§ **Task directions**
Please copy each line below that contains the string "Breitenfurter".
----------------
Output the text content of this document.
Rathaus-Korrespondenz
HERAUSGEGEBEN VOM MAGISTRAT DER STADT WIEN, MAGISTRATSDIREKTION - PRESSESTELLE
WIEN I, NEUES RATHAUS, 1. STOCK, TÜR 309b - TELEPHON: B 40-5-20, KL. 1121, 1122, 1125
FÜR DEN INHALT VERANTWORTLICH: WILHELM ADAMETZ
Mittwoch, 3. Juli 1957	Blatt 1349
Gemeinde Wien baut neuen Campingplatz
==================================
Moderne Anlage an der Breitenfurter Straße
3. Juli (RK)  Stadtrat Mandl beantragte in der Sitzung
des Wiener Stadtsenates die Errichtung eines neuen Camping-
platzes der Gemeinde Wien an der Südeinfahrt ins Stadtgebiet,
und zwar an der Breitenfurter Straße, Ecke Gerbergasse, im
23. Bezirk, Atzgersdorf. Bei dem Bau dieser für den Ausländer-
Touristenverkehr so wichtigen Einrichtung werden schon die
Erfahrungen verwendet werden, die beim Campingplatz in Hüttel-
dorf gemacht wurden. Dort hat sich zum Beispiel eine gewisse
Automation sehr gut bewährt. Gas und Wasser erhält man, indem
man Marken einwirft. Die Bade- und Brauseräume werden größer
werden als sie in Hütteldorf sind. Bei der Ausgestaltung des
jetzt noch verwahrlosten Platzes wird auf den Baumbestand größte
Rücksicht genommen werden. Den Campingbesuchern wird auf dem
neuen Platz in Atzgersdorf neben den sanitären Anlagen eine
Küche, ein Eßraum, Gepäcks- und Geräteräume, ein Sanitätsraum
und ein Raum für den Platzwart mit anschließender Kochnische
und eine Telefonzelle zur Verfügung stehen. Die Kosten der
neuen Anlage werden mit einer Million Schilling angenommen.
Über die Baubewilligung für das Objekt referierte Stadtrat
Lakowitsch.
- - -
----------------
§ **Written response**
Moderne Anlage an der Breitenfurter Straße
und zwar an der Breitenfurter Straße, Ecke Gerbergasse, im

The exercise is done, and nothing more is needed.